TASK PROMPT: Return the listing below word for word.

DATA PROVIDED:
--------------------------------
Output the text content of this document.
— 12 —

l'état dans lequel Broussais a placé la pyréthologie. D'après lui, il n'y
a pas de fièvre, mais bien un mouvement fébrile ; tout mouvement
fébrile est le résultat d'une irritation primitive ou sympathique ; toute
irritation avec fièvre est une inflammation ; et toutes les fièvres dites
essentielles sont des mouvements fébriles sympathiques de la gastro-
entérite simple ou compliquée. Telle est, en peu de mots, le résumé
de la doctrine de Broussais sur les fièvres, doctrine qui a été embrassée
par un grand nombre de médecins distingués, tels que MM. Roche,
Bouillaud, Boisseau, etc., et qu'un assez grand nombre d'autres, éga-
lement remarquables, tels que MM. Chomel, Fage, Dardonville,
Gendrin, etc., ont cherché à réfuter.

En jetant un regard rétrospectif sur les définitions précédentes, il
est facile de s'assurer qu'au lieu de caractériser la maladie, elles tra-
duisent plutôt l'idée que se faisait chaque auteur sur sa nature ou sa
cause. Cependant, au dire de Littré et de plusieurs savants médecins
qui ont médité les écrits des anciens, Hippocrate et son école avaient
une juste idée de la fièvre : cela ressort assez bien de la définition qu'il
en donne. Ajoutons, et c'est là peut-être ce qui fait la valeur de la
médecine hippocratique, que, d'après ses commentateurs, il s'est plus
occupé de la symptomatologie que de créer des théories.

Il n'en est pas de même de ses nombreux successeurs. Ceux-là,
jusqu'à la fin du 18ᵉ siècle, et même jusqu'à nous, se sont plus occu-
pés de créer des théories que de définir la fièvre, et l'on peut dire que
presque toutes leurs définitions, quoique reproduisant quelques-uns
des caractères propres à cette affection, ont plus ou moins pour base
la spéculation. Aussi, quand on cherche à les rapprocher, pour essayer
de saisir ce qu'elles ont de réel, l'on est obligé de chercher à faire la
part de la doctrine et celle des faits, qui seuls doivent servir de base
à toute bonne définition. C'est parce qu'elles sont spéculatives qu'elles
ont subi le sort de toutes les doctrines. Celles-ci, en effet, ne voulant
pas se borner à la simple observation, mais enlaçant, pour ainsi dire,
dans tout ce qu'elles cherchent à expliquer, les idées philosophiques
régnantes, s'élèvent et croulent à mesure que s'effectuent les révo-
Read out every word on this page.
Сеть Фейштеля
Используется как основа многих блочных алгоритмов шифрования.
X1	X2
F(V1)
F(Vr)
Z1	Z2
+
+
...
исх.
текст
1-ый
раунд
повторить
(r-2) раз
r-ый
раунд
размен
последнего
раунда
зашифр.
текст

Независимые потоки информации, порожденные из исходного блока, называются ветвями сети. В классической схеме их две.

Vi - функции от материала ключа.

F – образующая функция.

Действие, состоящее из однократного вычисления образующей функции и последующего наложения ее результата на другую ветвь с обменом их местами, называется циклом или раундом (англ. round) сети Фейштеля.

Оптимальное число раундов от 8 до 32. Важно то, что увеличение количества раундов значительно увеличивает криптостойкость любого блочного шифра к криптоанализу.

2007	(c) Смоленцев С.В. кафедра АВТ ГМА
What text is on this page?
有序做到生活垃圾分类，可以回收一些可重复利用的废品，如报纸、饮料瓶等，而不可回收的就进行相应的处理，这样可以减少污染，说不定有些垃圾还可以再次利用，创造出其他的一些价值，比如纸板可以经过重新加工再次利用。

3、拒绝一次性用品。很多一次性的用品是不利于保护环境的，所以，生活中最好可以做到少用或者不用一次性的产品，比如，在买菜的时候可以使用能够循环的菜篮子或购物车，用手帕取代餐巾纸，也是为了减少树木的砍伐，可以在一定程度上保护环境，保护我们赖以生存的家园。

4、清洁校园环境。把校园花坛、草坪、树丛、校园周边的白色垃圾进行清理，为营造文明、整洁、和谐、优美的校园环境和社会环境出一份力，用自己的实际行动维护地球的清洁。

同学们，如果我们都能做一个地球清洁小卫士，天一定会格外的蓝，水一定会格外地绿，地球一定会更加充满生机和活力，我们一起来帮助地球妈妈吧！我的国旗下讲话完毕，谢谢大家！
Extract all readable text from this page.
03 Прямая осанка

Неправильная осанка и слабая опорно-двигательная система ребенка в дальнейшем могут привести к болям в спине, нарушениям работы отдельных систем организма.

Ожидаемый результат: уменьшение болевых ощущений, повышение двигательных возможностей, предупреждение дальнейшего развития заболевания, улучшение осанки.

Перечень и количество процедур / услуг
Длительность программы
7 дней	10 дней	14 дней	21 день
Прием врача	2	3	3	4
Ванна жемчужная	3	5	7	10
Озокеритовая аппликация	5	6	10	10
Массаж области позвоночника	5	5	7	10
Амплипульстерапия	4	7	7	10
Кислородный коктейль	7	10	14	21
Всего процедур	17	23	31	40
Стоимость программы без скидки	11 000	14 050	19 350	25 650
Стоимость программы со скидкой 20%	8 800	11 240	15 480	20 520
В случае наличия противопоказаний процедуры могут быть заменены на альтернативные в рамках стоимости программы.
--------------------------------
SOLUTION:
Output the text content of this document.
— 12 —

l'état dans lequel Broussais a placé la pyréthologie. D'après lui, il n'y
a pas de fièvre, mais bien un mouvement fébrile ; tout mouvement
fébrile est le résultat d'une irritation primitive ou sympathique ; toute
irritation avec fièvre est une inflammation ; et toutes les fièvres dites
essentielles sont des mouvements fébriles sympathiques de la gastro-
entérite simple ou compliquée. Telle est, en peu de mots, le résumé
de la doctrine de Broussais sur les fièvres, doctrine qui a été embrassée
par un grand nombre de médecins distingués, tels que MM. Roche,
Bouillaud, Boisseau, etc., et qu'un assez grand nombre d'autres, éga-
lement remarquables, tels que MM. Chomel, Fage, Dardonville,
Gendrin, etc., ont cherché à réfuter.

En jetant un regard rétrospectif sur les définitions précédentes, il
est facile de s'assurer qu'au lieu de caractériser la maladie, elles tra-
duisent plutôt l'idée que se faisait chaque auteur sur sa nature ou sa
cause. Cependant, au dire de Littré et de plusieurs savants médecins
qui ont médité les écrits des anciens, Hippocrate et son école avaient
une juste idée de la fièvre : cela ressort assez bien de la définition qu'il
en donne. Ajoutons, et c'est là peut-être ce qui fait la valeur de la
médecine hippocratique, que, d'après ses commentateurs, il s'est plus
occupé de la symptomatologie que de créer des théories.

Il n'en est pas de même de ses nombreux successeurs. Ceux-là,
jusqu'à la fin du 18ᵉ siècle, et même jusqu'à nous, se sont plus occu-
pés de créer des théories que de définir la fièvre, et l'on peut dire que
presque toutes leurs définitions, quoique reproduisant quelques-uns
des caractères propres à cette affection, ont plus ou moins pour base
la spéculation. Aussi, quand on cherche à les rapprocher, pour essayer
de saisir ce qu'elles ont de réel, l'on est obligé de chercher à faire la
part de la doctrine et celle des faits, qui seuls doivent servir de base
à toute bonne définition. C'est parce qu'elles sont spéculatives qu'elles
ont subi le sort de toutes les doctrines. Celles-ci, en effet, ne voulant
pas se borner à la simple observation, mais enlaçant, pour ainsi dire,
dans tout ce qu'elles cherchent à expliquer, les idées philosophiques
régnantes, s'élèvent et croulent à mesure que s'effectuent les révo-
Read out every word on this page.
Сеть Фейштеля
Используется как основа многих блочных алгоритмов шифрования.
X1	X2
F(V1)
F(Vr)
Z1	Z2
+
+
...
исх.
текст
1-ый
раунд
повторить
(r-2) раз
r-ый
раунд
размен
последнего
раунда
зашифр.
текст

Независимые потоки информации, порожденные из исходного блока, называются ветвями сети. В классической схеме их две.

Vi - функции от материала ключа.

F – образующая функция.

Действие, состоящее из однократного вычисления образующей функции и последующего наложения ее результата на другую ветвь с обменом их местами, называется циклом или раундом (англ. round) сети Фейштеля.

Оптимальное число раундов от 8 до 32. Важно то, что увеличение количества раундов значительно увеличивает криптостойкость любого блочного шифра к криптоанализу.

2007	(c) Смоленцев С.В. кафедра АВТ ГМА
What text is on this page?
有序做到生活垃圾分类，可以回收一些可重复利用的废品，如报纸、饮料瓶等，而不可回收的就进行相应的处理，这样可以减少污染，说不定有些垃圾还可以再次利用，创造出其他的一些价值，比如纸板可以经过重新加工再次利用。

3、拒绝一次性用品。很多一次性的用品是不利于保护环境的，所以，生活中最好可以做到少用或者不用一次性的产品，比如，在买菜的时候可以使用能够循环的菜篮子或购物车，用手帕取代餐巾纸，也是为了减少树木的砍伐，可以在一定程度上保护环境，保护我们赖以生存的家园。

4、清洁校园环境。把校园花坛、草坪、树丛、校园周边的白色垃圾进行清理，为营造文明、整洁、和谐、优美的校园环境和社会环境出一份力，用自己的实际行动维护地球的清洁。

同学们，如果我们都能做一个地球清洁小卫士，天一定会格外的蓝，水一定会格外地绿，地球一定会更加充满生机和活力，我们一起来帮助地球妈妈吧！我的国旗下讲话完毕，谢谢大家！
Extract all readable text from this page.
03 Прямая осанка

Неправильная осанка и слабая опорно-двигательная система ребенка в дальнейшем могут привести к болям в спине, нарушениям работы отдельных систем организма.

Ожидаемый результат: уменьшение болевых ощущений, повышение двигательных возможностей, предупреждение дальнейшего развития заболевания, улучшение осанки.

Перечень и количество процедур / услуг
Длительность программы
7 дней	10 дней	14 дней	21 день
Прием врача	2	3	3	4
Ванна жемчужная	3	5	7	10
Озокеритовая аппликация	5	6	10	10
Массаж области позвоночника	5	5	7	10
Амплипульстерапия	4	7	7	10
Кислородный коктейль	7	10	14	21
Всего процедур	17	23	31	40
Стоимость программы без скидки	11 000	14 050	19 350	25 650
Стоимость программы со скидкой 20%	8 800	11 240	15 480	20 520
В случае наличия противопоказаний процедуры могут быть заменены на альтернативные в рамках стоимости программы.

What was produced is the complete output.